-- TASK DETAILS --
Report the number of lines where the string "标新立异" occurs, and write nothing else.

-- DATA SUPPLIED --
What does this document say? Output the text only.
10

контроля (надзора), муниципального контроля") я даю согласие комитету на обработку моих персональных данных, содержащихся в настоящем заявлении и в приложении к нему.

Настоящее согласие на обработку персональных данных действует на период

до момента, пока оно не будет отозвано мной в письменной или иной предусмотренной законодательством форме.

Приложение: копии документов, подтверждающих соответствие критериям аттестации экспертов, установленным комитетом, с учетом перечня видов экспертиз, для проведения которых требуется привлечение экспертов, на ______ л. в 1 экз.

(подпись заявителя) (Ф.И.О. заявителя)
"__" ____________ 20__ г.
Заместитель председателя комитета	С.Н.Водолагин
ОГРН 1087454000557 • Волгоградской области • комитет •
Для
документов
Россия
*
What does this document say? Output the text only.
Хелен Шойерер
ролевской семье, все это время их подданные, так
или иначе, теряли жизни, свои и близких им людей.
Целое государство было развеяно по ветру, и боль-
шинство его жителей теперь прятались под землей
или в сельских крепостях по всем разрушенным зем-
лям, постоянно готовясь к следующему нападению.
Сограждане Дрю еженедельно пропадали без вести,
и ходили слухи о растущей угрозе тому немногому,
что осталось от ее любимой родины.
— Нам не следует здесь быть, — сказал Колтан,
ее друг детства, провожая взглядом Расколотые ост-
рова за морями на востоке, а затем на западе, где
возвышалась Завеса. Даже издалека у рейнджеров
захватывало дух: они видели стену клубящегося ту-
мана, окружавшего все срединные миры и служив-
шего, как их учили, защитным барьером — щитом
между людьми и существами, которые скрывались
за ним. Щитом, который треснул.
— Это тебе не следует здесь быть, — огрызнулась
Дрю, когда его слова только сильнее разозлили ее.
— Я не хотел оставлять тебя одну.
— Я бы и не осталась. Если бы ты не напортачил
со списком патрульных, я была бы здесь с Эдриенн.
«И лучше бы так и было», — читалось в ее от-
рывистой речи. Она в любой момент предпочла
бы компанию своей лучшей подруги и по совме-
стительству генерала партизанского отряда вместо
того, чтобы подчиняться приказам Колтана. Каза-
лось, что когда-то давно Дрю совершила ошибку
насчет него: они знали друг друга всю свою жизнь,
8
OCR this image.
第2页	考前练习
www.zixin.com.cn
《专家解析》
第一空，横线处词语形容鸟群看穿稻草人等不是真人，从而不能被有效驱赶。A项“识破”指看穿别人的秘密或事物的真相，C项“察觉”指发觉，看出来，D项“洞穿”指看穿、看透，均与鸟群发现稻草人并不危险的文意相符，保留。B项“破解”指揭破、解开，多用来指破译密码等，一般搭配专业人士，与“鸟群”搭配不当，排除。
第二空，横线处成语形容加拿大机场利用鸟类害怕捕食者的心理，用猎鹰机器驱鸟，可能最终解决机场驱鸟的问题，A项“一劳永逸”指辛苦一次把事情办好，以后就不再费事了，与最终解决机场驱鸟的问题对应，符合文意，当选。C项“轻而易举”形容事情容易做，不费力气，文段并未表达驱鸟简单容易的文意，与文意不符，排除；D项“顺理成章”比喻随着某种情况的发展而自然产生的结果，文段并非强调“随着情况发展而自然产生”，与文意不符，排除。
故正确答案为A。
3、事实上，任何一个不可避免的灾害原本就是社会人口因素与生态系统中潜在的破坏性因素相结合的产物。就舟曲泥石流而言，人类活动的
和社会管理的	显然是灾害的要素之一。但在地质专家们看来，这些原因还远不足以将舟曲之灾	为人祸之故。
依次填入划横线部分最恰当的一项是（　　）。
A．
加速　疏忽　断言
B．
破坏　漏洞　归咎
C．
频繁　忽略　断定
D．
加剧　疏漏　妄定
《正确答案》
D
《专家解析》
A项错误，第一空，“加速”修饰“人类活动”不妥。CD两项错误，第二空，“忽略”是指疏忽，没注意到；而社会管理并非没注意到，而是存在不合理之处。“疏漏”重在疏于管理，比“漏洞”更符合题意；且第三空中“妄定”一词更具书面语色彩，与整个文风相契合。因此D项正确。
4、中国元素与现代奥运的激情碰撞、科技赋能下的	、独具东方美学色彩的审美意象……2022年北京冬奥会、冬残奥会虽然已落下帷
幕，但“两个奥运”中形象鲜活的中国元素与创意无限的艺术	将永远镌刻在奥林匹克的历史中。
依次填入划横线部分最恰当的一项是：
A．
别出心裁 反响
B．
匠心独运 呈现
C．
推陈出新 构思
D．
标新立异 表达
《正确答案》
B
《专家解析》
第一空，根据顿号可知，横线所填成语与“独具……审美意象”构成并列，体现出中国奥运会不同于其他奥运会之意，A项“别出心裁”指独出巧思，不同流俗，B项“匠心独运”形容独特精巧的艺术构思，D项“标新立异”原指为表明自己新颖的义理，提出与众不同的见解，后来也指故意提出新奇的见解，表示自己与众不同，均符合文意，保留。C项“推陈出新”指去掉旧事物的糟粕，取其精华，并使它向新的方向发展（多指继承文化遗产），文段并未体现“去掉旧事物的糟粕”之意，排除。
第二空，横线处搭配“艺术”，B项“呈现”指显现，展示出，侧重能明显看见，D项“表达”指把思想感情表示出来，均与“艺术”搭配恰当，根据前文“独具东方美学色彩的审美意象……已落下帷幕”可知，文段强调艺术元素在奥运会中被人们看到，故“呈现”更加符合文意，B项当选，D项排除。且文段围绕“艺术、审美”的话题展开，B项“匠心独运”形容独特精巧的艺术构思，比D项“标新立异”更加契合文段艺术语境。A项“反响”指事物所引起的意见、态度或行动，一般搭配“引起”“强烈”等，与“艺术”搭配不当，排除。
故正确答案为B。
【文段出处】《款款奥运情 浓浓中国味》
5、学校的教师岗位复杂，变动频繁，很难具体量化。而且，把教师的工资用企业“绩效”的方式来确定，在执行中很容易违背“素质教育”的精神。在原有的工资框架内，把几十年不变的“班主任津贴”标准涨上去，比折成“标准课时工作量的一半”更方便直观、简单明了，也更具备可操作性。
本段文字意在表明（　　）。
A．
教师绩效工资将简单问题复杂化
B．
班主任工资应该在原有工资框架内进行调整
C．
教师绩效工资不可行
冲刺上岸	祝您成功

-- RESULT OF THE TASK --
3